Extracted records
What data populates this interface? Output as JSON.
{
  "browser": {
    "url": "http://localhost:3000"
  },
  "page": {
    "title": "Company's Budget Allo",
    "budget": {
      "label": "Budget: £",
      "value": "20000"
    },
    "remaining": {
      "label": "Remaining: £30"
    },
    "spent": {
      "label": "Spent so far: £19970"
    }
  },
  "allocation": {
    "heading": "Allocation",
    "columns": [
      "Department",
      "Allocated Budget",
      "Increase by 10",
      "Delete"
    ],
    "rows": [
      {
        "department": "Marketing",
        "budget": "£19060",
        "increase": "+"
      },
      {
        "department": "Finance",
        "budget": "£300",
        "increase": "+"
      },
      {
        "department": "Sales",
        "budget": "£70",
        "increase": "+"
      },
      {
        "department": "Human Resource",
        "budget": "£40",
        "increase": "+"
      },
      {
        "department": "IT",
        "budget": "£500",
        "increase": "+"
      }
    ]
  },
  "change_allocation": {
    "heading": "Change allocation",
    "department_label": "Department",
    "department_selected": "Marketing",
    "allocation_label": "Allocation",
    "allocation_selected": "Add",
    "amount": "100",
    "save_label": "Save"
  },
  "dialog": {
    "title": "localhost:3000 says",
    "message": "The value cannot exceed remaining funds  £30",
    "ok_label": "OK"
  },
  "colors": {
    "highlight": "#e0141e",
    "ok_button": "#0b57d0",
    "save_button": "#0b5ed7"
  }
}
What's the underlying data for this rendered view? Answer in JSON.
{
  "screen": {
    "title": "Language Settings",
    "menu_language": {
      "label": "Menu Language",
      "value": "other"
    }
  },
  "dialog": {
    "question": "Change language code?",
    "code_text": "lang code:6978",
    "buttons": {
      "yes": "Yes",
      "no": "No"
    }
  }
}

__Task directions__
Using the listing, collect all lines in which the string "value" is found.

__Completed exercise__
      "value": "20000"
    "message": "The value cannot exceed remaining funds  £30",
      "value": "other"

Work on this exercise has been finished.